Required work> In the material below, replace "contour-label" with "isoline-label" and leave everything else unchanged. Give back only the lines from the line with "colorbar-swatch (584, 347, 620, 355)" up to and including the line with "colorbar-label: 70 (313, 357, 326, 368)".

Element box annotations>

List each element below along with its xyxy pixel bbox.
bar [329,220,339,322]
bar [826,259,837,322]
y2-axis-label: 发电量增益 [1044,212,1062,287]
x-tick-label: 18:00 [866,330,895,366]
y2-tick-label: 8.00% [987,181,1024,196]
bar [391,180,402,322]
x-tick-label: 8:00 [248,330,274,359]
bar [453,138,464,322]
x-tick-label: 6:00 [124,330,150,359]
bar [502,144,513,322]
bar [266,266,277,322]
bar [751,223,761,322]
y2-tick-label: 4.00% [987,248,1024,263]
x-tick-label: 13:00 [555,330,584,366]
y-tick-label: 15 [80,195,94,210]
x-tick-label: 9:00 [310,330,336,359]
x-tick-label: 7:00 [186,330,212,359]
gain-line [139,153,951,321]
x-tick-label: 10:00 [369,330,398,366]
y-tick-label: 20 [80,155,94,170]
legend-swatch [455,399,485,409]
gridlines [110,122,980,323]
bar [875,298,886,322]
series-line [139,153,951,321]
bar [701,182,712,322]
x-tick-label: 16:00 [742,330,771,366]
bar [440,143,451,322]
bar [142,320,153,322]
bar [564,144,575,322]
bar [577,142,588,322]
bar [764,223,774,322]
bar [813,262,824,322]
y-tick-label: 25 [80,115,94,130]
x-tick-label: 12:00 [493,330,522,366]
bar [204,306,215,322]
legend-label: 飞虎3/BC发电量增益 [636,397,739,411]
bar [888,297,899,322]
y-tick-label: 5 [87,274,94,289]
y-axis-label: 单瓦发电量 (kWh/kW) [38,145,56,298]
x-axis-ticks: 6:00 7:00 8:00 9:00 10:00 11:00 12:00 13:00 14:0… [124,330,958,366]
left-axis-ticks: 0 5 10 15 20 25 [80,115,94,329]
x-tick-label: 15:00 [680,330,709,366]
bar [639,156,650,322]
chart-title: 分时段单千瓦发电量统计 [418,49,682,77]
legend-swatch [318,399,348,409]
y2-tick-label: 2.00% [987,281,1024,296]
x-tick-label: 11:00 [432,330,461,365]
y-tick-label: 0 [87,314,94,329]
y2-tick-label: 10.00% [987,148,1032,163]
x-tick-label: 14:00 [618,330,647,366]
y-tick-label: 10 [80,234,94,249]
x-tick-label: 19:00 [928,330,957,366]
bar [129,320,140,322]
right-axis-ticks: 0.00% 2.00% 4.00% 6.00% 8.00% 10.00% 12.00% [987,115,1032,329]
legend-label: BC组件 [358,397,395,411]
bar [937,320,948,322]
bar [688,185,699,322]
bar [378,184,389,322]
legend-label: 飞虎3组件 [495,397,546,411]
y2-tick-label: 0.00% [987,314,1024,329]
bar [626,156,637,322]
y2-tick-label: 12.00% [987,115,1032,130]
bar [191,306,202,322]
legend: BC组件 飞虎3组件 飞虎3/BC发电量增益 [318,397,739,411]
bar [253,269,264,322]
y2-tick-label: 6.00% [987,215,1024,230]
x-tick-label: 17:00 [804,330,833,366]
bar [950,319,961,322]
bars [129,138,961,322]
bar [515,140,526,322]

==

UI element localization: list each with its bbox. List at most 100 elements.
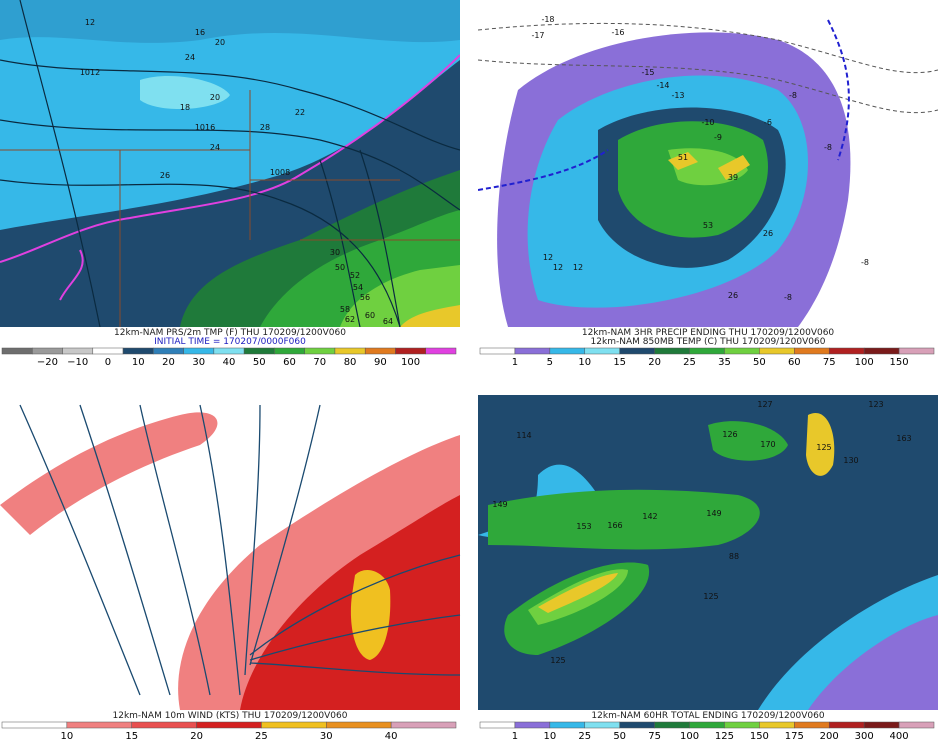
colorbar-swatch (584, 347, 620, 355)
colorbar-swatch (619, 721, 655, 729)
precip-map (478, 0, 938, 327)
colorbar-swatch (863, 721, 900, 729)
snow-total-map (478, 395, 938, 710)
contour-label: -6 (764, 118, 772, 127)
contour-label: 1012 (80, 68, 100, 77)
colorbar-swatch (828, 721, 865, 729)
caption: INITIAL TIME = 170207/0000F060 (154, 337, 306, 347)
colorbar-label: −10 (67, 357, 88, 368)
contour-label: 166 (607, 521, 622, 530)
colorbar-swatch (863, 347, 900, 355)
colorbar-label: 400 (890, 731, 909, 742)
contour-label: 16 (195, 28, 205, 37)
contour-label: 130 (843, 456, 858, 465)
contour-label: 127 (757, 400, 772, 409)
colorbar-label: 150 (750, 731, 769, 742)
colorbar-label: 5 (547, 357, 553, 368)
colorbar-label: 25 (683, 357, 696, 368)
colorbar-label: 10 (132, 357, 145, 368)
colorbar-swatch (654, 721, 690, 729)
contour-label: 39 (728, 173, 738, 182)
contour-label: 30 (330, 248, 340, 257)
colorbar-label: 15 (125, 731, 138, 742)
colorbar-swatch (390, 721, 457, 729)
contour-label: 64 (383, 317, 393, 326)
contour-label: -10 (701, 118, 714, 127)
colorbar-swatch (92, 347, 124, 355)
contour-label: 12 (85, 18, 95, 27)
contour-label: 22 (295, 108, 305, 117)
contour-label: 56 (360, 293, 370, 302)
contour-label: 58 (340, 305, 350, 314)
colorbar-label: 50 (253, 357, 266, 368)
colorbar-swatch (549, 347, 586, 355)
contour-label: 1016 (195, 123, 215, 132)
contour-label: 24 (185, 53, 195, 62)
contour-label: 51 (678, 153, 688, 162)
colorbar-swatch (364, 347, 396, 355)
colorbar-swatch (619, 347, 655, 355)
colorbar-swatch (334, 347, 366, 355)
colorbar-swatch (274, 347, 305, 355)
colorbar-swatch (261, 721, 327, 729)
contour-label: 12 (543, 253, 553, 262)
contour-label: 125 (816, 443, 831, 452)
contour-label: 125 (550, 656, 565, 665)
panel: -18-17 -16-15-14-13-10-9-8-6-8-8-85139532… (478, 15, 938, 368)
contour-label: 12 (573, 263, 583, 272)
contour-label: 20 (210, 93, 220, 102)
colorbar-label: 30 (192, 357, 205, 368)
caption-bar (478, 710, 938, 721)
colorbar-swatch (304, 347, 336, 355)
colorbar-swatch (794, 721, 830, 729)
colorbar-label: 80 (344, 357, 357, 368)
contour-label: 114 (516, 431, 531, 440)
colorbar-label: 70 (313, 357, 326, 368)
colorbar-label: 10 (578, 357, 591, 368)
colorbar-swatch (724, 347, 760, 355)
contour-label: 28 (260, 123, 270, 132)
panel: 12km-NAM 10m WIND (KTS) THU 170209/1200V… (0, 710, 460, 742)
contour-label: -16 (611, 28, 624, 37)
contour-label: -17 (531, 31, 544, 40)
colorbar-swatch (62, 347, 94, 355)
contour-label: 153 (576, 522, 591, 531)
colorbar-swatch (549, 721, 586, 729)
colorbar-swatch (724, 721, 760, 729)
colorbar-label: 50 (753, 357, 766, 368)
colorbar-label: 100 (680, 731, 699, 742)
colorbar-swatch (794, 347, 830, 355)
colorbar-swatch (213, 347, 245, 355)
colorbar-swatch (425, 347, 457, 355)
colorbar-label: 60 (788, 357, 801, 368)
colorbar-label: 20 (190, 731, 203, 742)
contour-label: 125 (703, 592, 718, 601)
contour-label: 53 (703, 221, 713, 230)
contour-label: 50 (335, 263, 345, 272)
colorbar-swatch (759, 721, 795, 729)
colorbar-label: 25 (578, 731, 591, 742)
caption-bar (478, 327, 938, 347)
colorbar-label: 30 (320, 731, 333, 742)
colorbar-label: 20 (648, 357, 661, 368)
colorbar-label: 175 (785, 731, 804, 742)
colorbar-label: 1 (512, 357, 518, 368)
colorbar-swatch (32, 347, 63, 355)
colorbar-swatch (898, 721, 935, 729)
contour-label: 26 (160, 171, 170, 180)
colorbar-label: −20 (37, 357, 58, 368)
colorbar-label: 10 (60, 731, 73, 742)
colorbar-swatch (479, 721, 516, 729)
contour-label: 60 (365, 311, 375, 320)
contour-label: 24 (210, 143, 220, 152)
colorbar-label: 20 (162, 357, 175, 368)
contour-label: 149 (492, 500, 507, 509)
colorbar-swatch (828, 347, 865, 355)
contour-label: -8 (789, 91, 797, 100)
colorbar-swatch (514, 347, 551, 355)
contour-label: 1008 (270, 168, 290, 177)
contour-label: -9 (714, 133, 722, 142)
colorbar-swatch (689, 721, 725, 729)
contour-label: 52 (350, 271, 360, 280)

---

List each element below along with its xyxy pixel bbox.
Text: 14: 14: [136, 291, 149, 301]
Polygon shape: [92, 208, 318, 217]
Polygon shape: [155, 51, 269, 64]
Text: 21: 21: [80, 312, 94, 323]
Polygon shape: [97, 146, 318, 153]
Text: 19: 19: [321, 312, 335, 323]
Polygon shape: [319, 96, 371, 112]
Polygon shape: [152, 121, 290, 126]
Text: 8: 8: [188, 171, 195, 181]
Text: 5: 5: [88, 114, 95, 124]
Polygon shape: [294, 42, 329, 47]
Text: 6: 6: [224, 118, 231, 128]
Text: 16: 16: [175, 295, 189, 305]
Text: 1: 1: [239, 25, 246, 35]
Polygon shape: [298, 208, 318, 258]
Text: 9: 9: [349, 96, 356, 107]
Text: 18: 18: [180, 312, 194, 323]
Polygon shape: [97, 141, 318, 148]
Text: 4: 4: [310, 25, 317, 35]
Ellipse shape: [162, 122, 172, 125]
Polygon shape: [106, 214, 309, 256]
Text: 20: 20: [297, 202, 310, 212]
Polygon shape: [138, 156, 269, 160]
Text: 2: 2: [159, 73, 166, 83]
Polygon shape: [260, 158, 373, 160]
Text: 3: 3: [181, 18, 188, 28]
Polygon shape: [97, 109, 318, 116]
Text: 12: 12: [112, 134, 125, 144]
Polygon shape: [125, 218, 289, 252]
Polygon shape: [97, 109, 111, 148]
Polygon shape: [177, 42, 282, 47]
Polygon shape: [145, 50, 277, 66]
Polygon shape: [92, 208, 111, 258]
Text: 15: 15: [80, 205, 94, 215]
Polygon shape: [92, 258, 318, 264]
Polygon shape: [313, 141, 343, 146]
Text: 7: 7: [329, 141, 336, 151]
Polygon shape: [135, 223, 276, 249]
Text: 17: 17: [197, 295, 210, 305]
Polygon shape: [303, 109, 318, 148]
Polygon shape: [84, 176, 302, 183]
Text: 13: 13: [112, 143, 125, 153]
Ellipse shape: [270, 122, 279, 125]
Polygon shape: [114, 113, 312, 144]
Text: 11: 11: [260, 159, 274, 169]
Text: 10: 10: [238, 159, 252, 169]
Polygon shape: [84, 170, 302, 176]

Final result>
colorbar-swatch (584, 347, 620, 355)
colorbar-swatch (619, 721, 655, 729)
precip-map (478, 0, 938, 327)
colorbar-swatch (863, 721, 900, 729)
snow-total-map (478, 395, 938, 710)
isoline-label: -6 (764, 118, 772, 127)
isoline-label: 1012 (80, 68, 100, 77)
colorbar-swatch (828, 721, 865, 729)
caption: INITIAL TIME = 170207/0000F060 (154, 337, 306, 347)
colorbar-label: −10 (67, 357, 88, 368)
isoline-label: 166 (607, 521, 622, 530)
colorbar-swatch (863, 347, 900, 355)
colorbar-label: 400 (890, 731, 909, 742)
isoline-label: 16 (195, 28, 205, 37)
isoline-label: 130 (843, 456, 858, 465)
isoline-label: 127 (757, 400, 772, 409)
colorbar-label: 150 (750, 731, 769, 742)
colorbar-label: 5 (547, 357, 553, 368)
colorbar-label: 25 (683, 357, 696, 368)
colorbar-label: 10 (132, 357, 145, 368)
colorbar-swatch (654, 721, 690, 729)
isoline-label: 39 (728, 173, 738, 182)
isoline-label: 30 (330, 248, 340, 257)
colorbar-label: 15 (125, 731, 138, 742)
colorbar-swatch (390, 721, 457, 729)
isoline-label: 64 (383, 317, 393, 326)
isoline-label: -10 (701, 118, 714, 127)
colorbar-swatch (92, 347, 124, 355)
isoline-label: 12 (85, 18, 95, 27)
isoline-label: 22 (295, 108, 305, 117)
isoline-label: 56 (360, 293, 370, 302)
isoline-label: 58 (340, 305, 350, 314)
colorbar-label: 50 (253, 357, 266, 368)
colorbar-swatch (549, 347, 586, 355)
isoline-label: 1016 (195, 123, 215, 132)
isoline-label: 24 (185, 53, 195, 62)
isoline-label: 51 (678, 153, 688, 162)
colorbar-swatch (364, 347, 396, 355)
colorbar-swatch (619, 347, 655, 355)
colorbar-swatch (334, 347, 366, 355)
colorbar-swatch (274, 347, 305, 355)
colorbar-swatch (261, 721, 327, 729)
isoline-label: 12 (543, 253, 553, 262)
isoline-label: 125 (816, 443, 831, 452)
isoline-label: 125 (550, 656, 565, 665)
panel: -18-17 -16-15-14-13-10-9-8-6-8-8-85139532… (478, 15, 938, 368)
isoline-label: 12 (573, 263, 583, 272)
isoline-label: 20 (210, 93, 220, 102)
colorbar-label: 30 (192, 357, 205, 368)
caption-bar (478, 710, 938, 721)
colorbar-swatch (304, 347, 336, 355)
colorbar-swatch (794, 721, 830, 729)
colorbar-label: 80 (344, 357, 357, 368)
isoline-label: 114 (516, 431, 531, 440)
colorbar-label: 70 (313, 357, 326, 368)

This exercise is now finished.